■ Exercise objective
Find every line in the material below that contains the string "LLLU", and copy each of those lines out in full.

■ Material for the task
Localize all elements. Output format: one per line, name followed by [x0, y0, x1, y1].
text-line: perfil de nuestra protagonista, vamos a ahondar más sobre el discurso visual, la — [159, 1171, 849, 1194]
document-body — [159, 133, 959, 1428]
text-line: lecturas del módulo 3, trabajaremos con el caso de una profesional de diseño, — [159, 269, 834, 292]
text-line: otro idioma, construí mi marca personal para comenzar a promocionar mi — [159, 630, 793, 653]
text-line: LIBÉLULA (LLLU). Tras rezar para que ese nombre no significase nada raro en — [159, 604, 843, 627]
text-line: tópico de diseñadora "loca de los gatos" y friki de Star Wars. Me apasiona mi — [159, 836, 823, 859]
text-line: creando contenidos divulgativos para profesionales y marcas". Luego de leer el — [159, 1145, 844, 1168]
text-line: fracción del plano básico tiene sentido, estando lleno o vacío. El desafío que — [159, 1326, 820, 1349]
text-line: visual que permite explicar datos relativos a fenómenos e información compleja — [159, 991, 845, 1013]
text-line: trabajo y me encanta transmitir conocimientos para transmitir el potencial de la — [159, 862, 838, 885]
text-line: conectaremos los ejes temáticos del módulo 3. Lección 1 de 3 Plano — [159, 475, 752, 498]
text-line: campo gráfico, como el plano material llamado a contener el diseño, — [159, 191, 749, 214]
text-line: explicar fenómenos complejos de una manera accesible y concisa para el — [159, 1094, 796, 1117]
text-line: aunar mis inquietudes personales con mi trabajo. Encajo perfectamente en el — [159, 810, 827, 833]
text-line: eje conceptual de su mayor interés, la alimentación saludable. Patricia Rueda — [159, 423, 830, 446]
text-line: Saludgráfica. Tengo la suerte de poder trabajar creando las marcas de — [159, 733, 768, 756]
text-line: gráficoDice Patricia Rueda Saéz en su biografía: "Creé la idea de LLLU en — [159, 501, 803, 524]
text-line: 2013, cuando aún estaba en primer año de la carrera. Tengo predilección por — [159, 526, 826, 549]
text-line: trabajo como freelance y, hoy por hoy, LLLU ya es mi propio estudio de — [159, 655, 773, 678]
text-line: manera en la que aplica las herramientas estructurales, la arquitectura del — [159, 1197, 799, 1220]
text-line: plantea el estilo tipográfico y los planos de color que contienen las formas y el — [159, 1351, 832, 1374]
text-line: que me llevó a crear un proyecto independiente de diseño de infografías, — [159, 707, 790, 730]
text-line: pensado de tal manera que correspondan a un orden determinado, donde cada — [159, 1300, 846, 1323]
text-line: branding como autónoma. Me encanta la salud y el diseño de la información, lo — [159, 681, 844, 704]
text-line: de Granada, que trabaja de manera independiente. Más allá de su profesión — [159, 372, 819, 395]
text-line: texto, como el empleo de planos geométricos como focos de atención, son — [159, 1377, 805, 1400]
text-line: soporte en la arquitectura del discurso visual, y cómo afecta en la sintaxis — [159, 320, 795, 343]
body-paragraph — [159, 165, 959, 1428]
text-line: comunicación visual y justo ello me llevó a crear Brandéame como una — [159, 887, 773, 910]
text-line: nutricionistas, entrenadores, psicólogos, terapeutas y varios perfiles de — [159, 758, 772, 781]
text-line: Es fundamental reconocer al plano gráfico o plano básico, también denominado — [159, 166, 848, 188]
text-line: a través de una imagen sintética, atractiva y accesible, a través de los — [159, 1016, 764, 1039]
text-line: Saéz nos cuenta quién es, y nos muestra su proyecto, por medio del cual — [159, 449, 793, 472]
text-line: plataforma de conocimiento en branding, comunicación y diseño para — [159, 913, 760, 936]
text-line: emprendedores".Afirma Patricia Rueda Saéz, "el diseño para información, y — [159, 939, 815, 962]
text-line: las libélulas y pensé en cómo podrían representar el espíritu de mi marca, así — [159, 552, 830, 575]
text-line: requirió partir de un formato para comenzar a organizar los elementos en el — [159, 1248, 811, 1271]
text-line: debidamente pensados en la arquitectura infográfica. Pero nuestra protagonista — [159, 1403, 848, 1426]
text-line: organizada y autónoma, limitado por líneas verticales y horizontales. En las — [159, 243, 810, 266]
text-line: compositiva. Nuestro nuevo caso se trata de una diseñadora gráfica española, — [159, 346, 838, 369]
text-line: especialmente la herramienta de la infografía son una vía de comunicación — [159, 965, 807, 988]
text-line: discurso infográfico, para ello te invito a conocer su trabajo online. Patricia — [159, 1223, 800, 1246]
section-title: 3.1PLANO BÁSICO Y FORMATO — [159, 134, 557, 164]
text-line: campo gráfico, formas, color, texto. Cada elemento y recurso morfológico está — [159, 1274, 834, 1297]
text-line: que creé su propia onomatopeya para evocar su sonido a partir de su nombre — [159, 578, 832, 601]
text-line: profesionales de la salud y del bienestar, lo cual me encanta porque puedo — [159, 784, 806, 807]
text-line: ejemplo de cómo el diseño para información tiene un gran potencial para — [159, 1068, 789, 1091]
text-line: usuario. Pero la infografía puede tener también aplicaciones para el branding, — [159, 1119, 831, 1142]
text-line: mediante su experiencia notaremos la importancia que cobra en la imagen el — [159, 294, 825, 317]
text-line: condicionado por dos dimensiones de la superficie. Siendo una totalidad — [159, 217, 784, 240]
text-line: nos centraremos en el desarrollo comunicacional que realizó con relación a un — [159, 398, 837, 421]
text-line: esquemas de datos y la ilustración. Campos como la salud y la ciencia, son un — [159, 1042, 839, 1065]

■ Solution to this task
text-line: LIBÉLULA (LLLU). Tras rezar para que ese nombre no significase nada raro en — [159, 604, 843, 627]
text-line: gráficoDice Patricia Rueda Saéz en su biografía: "Creé la idea de LLLU en — [159, 501, 803, 524]
text-line: trabajo como freelance y, hoy por hoy, LLLU ya es mi propio estudio de — [159, 655, 773, 678]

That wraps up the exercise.